* _Extract_:

OPEN 24 HOURS
Padraig Reyolds, 2018, USA
Mary (Vanessa Grasse) has just been released from a mental institution for setting her serial killer boyfriend on fire – how’s that for baggage? She is barely keeping it together as she tries to embark on a normal life and gets a job at a remote all-night petrol station (you see, there’s your problem…). Things are made harder by the fact that she has the stigma of being called “The Watcher” due to the fact that her boyfriend The Rain Ripper (cue old classic rain-themed popsong) used to force her to watch him kill. …But she keeps seeing him right now: is she going crazy?
Despite the fact that it’s a pretty crowded story, it’s more of a grab-bag of tropes and red herrings to mask the fact that it’s your usual slender premise. There’s nothing wrong with that but the twists don’t really resonate as much surprise as they should and the whole premise of is she imaging it? runs out of steam pretty quickly. It’s nowhere near as tricksy and trippy as it should be. It also cheats in that the Rain Ripper seems to be able to appear whenever and wherever. Too long and without a good shave to sharpen itself up, ‘Open 24 Hours’ provides unremarkable genre diversion.

* _Set problem_: According to the film review, why had Mary been held in a mental institution?

* _Given data_:
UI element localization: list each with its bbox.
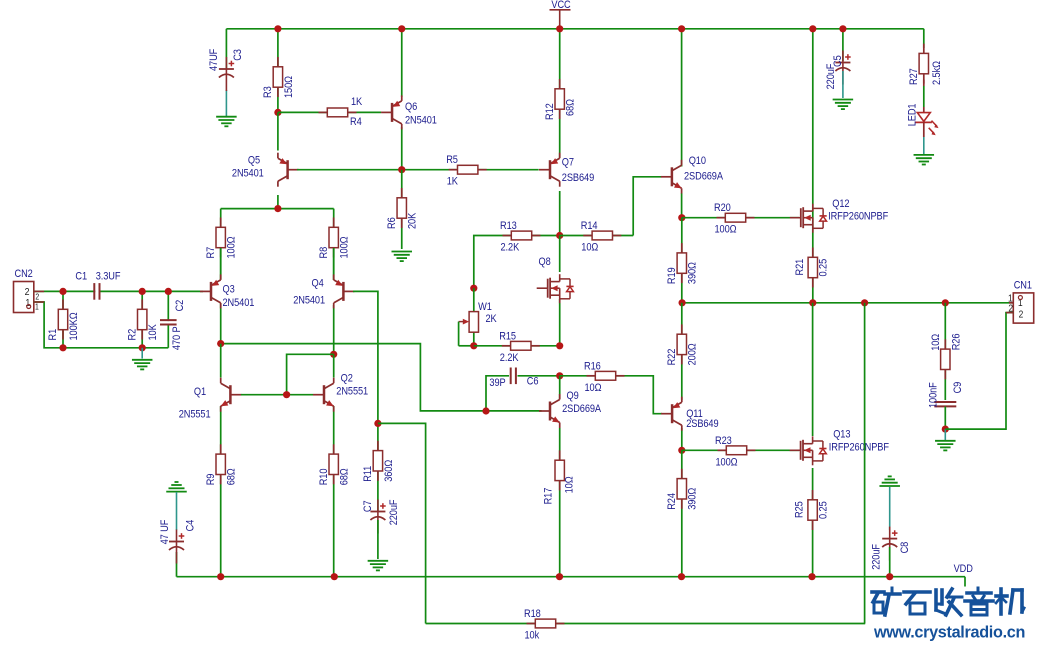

* _Full solution_: She had set her serial killer boyfriend on fire.